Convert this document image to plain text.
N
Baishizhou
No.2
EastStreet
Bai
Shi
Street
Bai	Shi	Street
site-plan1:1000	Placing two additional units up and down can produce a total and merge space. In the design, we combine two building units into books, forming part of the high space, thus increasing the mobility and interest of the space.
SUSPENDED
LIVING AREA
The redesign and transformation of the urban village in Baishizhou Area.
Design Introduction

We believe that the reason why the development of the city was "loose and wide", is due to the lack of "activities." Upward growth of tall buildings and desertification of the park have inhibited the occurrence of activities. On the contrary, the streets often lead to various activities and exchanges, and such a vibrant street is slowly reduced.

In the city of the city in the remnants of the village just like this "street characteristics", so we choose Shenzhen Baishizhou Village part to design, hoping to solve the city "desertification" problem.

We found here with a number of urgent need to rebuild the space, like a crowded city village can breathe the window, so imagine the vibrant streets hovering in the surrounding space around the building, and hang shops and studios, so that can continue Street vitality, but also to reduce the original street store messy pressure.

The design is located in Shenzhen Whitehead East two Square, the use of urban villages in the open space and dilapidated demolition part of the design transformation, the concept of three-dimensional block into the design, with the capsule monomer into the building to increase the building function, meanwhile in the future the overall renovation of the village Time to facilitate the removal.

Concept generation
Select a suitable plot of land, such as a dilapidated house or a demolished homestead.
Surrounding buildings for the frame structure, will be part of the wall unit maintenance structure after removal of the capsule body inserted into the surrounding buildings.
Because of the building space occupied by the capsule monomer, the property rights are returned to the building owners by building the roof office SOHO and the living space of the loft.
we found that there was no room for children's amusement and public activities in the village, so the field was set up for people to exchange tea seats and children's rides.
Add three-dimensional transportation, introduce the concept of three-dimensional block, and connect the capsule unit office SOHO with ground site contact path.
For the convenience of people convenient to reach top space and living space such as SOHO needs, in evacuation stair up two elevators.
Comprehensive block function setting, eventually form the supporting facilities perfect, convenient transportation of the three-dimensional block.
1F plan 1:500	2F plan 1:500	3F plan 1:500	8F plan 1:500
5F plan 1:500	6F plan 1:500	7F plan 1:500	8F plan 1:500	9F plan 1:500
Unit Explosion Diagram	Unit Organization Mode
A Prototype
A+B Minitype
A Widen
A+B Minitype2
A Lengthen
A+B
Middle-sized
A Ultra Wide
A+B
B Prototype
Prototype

— THE EXERCISE —
Restate every record exactly, leaving nothing out.

— RESPONSE TO THE EXERCISE —
Convert this document image to plain text.
N
Baishizhou
No.2
EastStreet
Bai
Shi
Street
Bai	Shi	Street
site-plan1:1000	Placing two additional units up and down can produce a total and merge space. In the design, we combine two building units into books, forming part of the high space, thus increasing the mobility and interest of the space.
SUSPENDED
LIVING AREA
The redesign and transformation of the urban village in Baishizhou Area.
Design Introduction

We believe that the reason why the development of the city was "loose and wide", is due to the lack of "activities." Upward growth of tall buildings and desertification of the park have inhibited the occurrence of activities. On the contrary, the streets often lead to various activities and exchanges, and such a vibrant street is slowly reduced.

In the city of the city in the remnants of the village just like this "street characteristics", so we choose Shenzhen Baishizhou Village part to design, hoping to solve the city "desertification" problem.

We found here with a number of urgent need to rebuild the space, like a crowded city village can breathe the window, so imagine the vibrant streets hovering in the surrounding space around the building, and hang shops and studios, so that can continue Street vitality, but also to reduce the original street store messy pressure.

The design is located in Shenzhen Whitehead East two Square, the use of urban villages in the open space and dilapidated demolition part of the design transformation, the concept of three-dimensional block into the design, with the capsule monomer into the building to increase the building function, meanwhile in the future the overall renovation of the village Time to facilitate the removal.

Concept generation
Select a suitable plot of land, such as a dilapidated house or a demolished homestead.
Surrounding buildings for the frame structure, will be part of the wall unit maintenance structure after removal of the capsule body inserted into the surrounding buildings.
Because of the building space occupied by the capsule monomer, the property rights are returned to the building owners by building the roof office SOHO and the living space of the loft.
we found that there was no room for children's amusement and public activities in the village, so the field was set up for people to exchange tea seats and children's rides.
Add three-dimensional transportation, introduce the concept of three-dimensional block, and connect the capsule unit office SOHO with ground site contact path.
For the convenience of people convenient to reach top space and living space such as SOHO needs, in evacuation stair up two elevators.
Comprehensive block function setting, eventually form the supporting facilities perfect, convenient transportation of the three-dimensional block.
1F plan 1:500	2F plan 1:500	3F plan 1:500	8F plan 1:500
5F plan 1:500	6F plan 1:500	7F plan 1:500	8F plan 1:500	9F plan 1:500
Unit Explosion Diagram	Unit Organization Mode
A Prototype
A+B Minitype
A Widen
A+B Minitype2
A Lengthen
A+B
Middle-sized
A Ultra Wide
A+B
B Prototype
Prototype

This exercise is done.